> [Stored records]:
(begin)
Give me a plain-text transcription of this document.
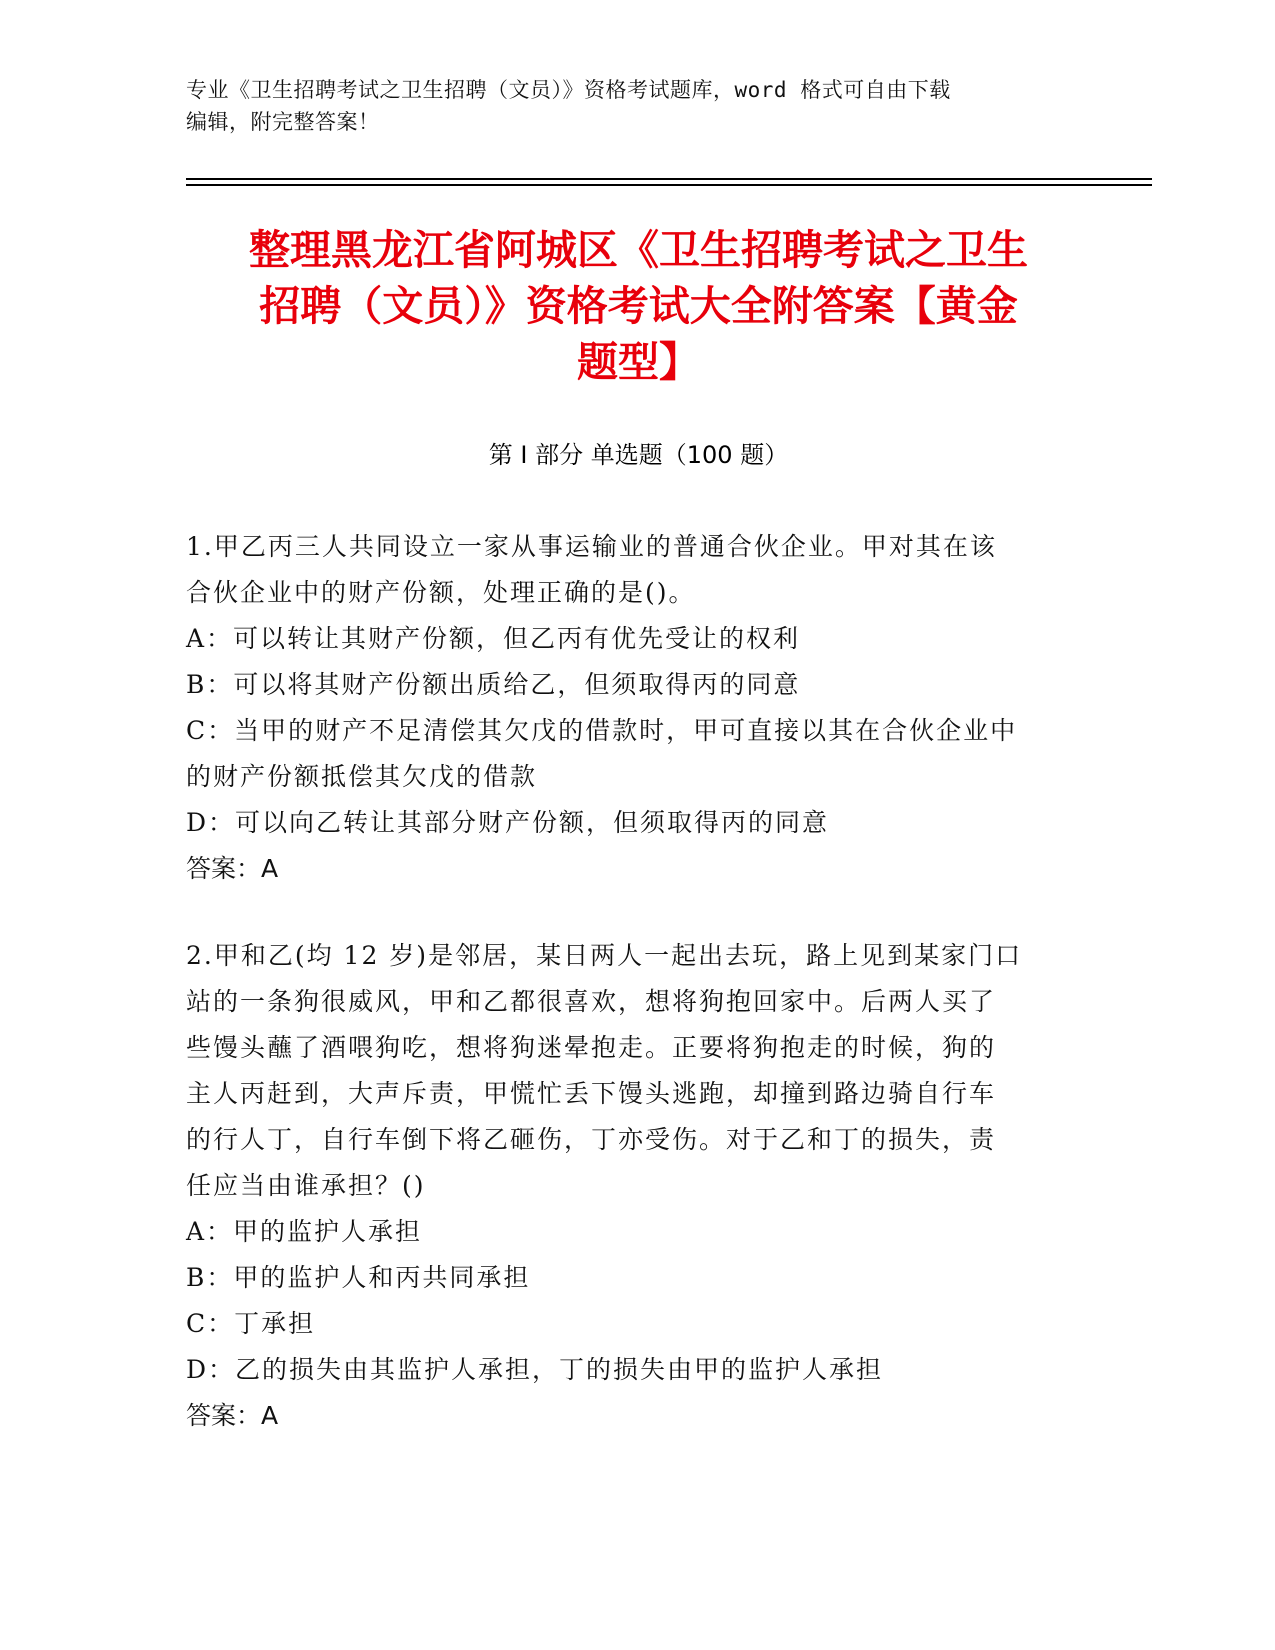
专业《卫生招聘考试之卫生招聘（文员）》资格考试题库，word 格式可自由下载
编辑，附完整答案！
整理黑龙江省阿城区《卫生招聘考试之卫生
招聘（文员）》资格考试大全附答案【黄金
题型】
第 I 部分 单选题（100 题）

1.甲乙丙三人共同设立一家从事运输业的普通合伙企业。甲对其在该

合伙企业中的财产份额，处理正确的是()。

A：可以转让其财产份额，但乙丙有优先受让的权利

B：可以将其财产份额出质给乙，但须取得丙的同意

C：当甲的财产不足清偿其欠戊的借款时，甲可直接以其在合伙企业中

的财产份额抵偿其欠戊的借款

D：可以向乙转让其部分财产份额，但须取得丙的同意

答案：A

2.甲和乙(均 12 岁)是邻居，某日两人一起出去玩，路上见到某家门口

站的一条狗很威风，甲和乙都很喜欢，想将狗抱回家中。后两人买了

些馒头蘸了酒喂狗吃，想将狗迷晕抱走。正要将狗抱走的时候，狗的

主人丙赶到，大声斥责，甲慌忙丢下馒头逃跑，却撞到路边骑自行车

的行人丁，自行车倒下将乙砸伤，丁亦受伤。对于乙和丁的损失，责

任应当由谁承担？()

A：甲的监护人承担

B：甲的监护人和丙共同承担

C：丁承担

D：乙的损失由其监护人承担，丁的损失由甲的监护人承担

答案：A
(end)
Return each line from the material above exactly, but not the pictures.

Give me a plain-text transcription of this document.
专业《卫生招聘考试之卫生招聘（文员）》资格考试题库，word 格式可自由下载
编辑，附完整答案！
整理黑龙江省阿城区《卫生招聘考试之卫生
招聘（文员）》资格考试大全附答案【黄金
题型】
第 I 部分 单选题（100 题）

1.甲乙丙三人共同设立一家从事运输业的普通合伙企业。甲对其在该

合伙企业中的财产份额，处理正确的是()。

A：可以转让其财产份额，但乙丙有优先受让的权利

B：可以将其财产份额出质给乙，但须取得丙的同意

C：当甲的财产不足清偿其欠戊的借款时，甲可直接以其在合伙企业中

的财产份额抵偿其欠戊的借款

D：可以向乙转让其部分财产份额，但须取得丙的同意

答案：A

2.甲和乙(均 12 岁)是邻居，某日两人一起出去玩，路上见到某家门口

站的一条狗很威风，甲和乙都很喜欢，想将狗抱回家中。后两人买了

些馒头蘸了酒喂狗吃，想将狗迷晕抱走。正要将狗抱走的时候，狗的

主人丙赶到，大声斥责，甲慌忙丢下馒头逃跑，却撞到路边骑自行车

的行人丁，自行车倒下将乙砸伤，丁亦受伤。对于乙和丁的损失，责

任应当由谁承担？()

A：甲的监护人承担

B：甲的监护人和丙共同承担

C：丁承担

D：乙的损失由其监护人承担，丁的损失由甲的监护人承担

答案：A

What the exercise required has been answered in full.